Saved entries:
┌──

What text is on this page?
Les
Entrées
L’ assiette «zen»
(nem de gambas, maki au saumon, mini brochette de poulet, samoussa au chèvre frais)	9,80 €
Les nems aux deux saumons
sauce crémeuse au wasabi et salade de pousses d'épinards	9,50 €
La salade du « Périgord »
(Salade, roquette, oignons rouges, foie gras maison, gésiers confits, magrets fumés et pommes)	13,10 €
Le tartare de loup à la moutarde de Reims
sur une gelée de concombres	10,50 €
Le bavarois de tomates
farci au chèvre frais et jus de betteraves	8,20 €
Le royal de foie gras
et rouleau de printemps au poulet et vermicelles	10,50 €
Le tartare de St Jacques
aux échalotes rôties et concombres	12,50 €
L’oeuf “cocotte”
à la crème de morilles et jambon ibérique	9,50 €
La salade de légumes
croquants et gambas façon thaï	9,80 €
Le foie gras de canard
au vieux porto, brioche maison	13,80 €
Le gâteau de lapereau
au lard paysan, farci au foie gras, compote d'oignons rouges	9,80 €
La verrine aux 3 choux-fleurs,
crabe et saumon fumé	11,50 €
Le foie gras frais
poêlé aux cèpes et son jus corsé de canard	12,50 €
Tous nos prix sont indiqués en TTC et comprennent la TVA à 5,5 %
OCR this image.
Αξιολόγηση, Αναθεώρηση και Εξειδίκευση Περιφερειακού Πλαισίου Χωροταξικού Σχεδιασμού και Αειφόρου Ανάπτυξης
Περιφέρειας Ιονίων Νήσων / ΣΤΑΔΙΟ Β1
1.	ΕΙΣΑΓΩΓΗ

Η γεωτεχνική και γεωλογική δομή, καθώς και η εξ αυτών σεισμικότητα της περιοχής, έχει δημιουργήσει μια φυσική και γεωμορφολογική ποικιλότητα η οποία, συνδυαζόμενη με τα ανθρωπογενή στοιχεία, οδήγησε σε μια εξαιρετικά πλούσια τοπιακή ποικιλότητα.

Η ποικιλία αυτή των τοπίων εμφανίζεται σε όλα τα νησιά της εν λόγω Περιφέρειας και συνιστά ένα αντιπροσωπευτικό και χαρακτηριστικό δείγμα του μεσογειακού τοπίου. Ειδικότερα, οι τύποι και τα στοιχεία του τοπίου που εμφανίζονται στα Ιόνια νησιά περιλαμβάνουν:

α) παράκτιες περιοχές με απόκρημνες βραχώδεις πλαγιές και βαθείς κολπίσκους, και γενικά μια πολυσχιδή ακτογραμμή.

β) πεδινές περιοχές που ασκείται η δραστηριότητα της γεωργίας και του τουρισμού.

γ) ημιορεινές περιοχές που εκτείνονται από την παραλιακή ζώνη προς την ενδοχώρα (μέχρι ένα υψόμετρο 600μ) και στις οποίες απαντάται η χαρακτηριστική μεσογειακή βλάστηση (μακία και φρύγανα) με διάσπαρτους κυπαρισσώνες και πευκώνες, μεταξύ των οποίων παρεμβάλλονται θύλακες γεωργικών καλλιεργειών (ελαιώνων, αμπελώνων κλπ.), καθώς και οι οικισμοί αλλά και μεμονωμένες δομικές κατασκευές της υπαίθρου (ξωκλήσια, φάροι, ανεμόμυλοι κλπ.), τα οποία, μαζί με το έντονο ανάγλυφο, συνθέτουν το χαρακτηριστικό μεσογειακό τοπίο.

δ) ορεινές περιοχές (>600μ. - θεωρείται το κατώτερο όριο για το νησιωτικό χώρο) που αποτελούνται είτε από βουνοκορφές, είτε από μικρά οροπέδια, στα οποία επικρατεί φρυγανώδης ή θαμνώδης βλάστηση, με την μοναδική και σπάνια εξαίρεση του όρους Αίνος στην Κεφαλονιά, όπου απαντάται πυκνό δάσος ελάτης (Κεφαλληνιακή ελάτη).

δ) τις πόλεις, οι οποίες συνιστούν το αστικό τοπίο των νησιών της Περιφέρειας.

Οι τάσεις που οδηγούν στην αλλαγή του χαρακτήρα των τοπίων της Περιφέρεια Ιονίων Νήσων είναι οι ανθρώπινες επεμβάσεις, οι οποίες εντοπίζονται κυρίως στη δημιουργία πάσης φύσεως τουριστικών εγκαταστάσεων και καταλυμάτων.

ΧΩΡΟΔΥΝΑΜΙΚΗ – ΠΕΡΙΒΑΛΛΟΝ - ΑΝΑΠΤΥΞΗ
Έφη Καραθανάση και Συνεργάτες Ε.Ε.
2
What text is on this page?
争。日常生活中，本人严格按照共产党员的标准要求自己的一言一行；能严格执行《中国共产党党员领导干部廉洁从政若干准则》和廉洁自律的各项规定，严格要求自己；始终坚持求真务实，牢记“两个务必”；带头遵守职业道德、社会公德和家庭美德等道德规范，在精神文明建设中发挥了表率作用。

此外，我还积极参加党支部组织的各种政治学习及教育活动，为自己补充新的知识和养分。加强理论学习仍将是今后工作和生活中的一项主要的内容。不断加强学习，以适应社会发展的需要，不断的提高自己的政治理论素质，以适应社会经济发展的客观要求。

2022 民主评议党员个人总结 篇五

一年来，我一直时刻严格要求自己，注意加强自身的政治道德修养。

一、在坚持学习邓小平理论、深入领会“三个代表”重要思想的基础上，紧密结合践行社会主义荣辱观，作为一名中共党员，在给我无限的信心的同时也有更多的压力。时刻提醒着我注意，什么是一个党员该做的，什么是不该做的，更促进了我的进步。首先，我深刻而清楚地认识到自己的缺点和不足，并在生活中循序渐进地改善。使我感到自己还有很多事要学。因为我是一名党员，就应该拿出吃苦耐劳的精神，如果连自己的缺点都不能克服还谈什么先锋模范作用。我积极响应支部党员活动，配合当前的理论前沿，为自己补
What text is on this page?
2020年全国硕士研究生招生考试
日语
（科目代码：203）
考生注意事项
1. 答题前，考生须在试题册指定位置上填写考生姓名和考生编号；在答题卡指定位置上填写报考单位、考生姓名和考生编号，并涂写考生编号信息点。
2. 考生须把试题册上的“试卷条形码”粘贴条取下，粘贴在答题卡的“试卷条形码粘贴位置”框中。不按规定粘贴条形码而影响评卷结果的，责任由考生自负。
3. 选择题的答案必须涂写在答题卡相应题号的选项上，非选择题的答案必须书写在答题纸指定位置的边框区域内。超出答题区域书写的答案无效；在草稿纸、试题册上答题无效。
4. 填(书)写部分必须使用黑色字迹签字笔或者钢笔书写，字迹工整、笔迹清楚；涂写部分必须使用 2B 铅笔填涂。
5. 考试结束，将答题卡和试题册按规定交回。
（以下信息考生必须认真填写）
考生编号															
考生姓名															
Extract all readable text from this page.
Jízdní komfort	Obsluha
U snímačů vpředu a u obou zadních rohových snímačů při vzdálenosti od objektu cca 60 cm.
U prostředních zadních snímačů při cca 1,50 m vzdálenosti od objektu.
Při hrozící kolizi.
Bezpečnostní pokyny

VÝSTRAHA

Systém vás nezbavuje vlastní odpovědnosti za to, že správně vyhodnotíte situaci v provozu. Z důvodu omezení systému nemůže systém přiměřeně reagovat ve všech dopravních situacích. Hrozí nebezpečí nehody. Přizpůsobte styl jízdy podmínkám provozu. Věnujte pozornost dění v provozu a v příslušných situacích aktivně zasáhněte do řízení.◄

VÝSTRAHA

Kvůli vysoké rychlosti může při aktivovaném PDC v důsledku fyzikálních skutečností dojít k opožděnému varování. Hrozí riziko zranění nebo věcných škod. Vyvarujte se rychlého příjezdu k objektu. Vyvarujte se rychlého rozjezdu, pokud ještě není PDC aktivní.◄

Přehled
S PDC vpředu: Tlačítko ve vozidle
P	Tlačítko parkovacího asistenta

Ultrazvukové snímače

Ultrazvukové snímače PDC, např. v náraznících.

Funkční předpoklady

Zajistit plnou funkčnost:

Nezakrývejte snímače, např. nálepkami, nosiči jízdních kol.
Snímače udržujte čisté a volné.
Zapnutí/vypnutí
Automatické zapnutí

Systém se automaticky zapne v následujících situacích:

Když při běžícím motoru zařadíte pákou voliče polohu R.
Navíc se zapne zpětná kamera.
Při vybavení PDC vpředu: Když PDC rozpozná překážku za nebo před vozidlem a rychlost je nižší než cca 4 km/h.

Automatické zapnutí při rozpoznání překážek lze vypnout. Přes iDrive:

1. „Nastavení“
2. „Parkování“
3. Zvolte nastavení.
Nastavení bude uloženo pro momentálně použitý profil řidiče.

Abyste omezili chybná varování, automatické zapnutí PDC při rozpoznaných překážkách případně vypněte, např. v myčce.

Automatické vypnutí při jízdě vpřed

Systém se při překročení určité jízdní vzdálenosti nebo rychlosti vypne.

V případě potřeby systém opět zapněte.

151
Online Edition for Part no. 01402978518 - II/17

└──

§ **Problem details**:
Tally every line of the listing that holds the string "rouges", then give the number by itself.

§ **Exercise solution**:
2